■ What is required ■
Would you transcribe the listing that follows, character for character, and omit its images?

■ Stored data ■
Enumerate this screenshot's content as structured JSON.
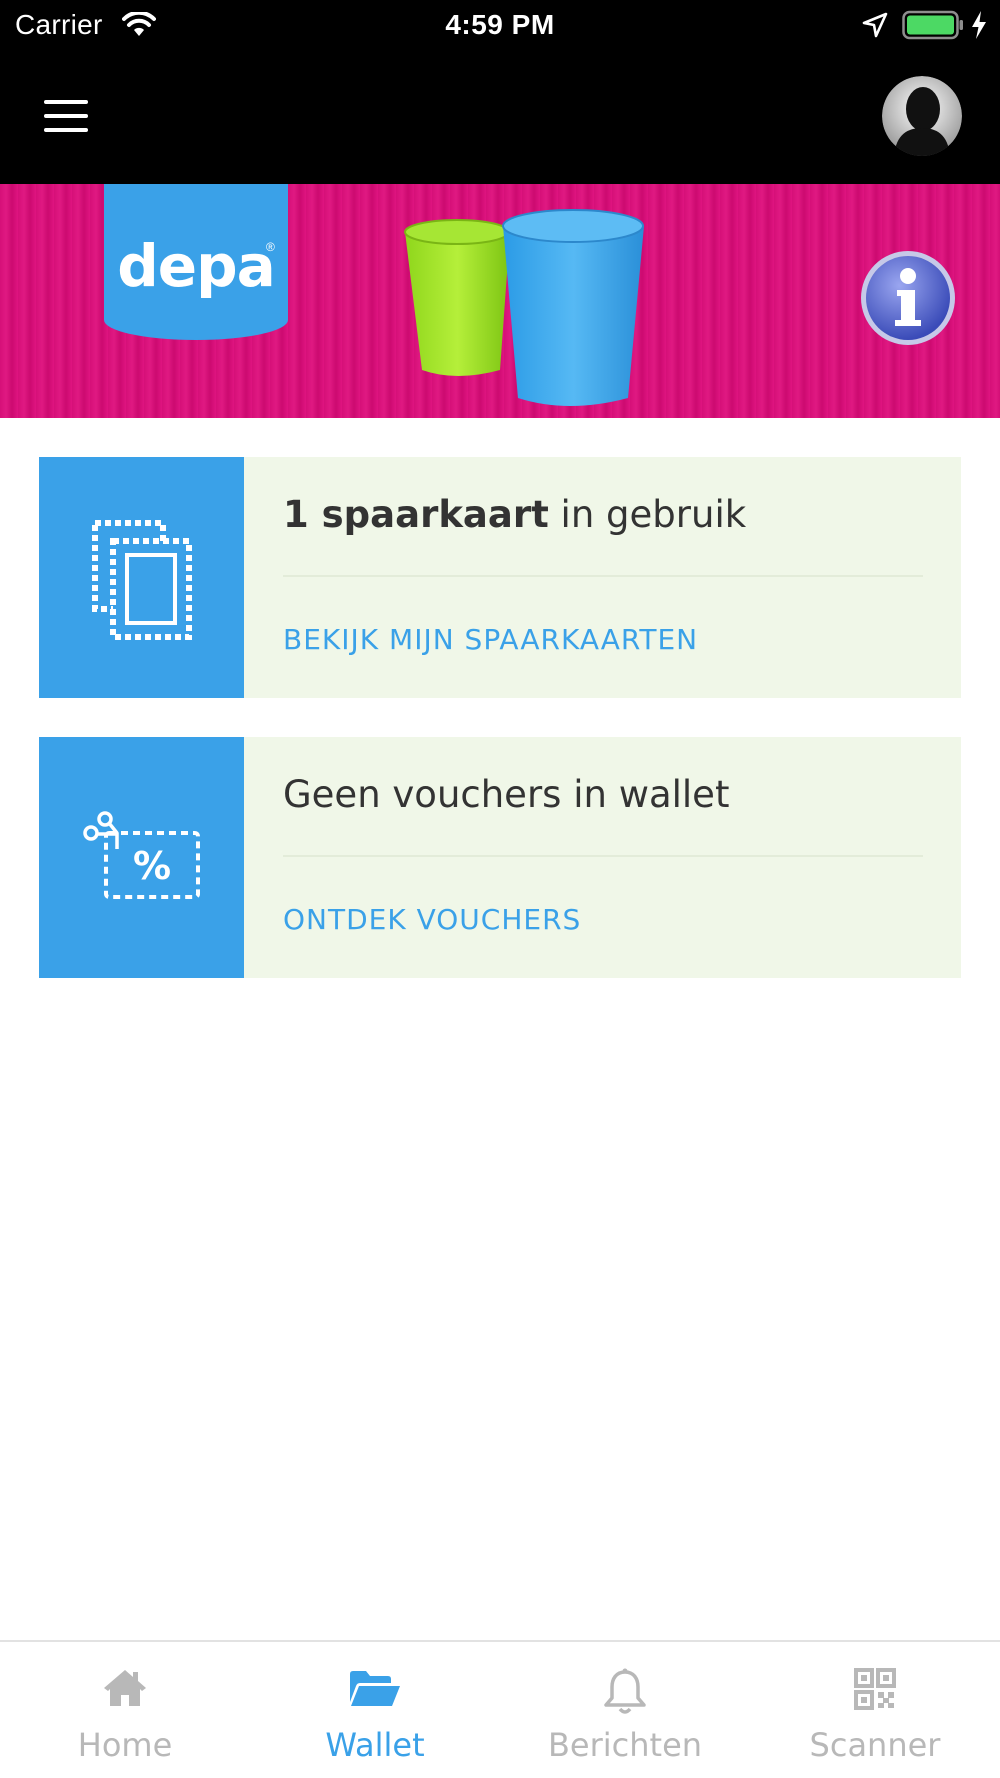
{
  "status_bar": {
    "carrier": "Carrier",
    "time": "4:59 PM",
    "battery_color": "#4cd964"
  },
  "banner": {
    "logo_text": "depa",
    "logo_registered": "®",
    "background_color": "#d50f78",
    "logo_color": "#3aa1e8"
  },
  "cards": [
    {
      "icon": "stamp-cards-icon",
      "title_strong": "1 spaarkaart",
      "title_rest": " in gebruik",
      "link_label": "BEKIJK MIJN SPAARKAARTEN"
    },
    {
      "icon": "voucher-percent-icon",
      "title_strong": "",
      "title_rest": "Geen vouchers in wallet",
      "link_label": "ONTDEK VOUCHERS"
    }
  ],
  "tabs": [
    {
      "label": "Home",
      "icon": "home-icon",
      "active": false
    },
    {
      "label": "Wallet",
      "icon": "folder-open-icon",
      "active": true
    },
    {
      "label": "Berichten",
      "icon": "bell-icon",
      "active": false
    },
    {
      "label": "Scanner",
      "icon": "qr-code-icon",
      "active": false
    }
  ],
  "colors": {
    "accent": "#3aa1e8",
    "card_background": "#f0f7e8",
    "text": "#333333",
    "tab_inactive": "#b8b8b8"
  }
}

■ Exercise solution ■
Enumerate this screenshot's content as structured JSON.
{
  "status_bar": {
    "carrier": "Carrier",
    "time": "4:59 PM",
    "battery_color": "#4cd964"
  },
  "banner": {
    "logo_text": "depa",
    "logo_registered": "®",
    "background_color": "#d50f78",
    "logo_color": "#3aa1e8"
  },
  "cards": [
    {
      "icon": "stamp-cards-icon",
      "title_strong": "1 spaarkaart",
      "title_rest": " in gebruik",
      "link_label": "BEKIJK MIJN SPAARKAARTEN"
    },
    {
      "icon": "voucher-percent-icon",
      "title_strong": "",
      "title_rest": "Geen vouchers in wallet",
      "link_label": "ONTDEK VOUCHERS"
    }
  ],
  "tabs": [
    {
      "label": "Home",
      "icon": "home-icon",
      "active": false
    },
    {
      "label": "Wallet",
      "icon": "folder-open-icon",
      "active": true
    },
    {
      "label": "Berichten",
      "icon": "bell-icon",
      "active": false
    },
    {
      "label": "Scanner",
      "icon": "qr-code-icon",
      "active": false
    }
  ],
  "colors": {
    "accent": "#3aa1e8",
    "card_background": "#f0f7e8",
    "text": "#333333",
    "tab_inactive": "#b8b8b8"
  }
}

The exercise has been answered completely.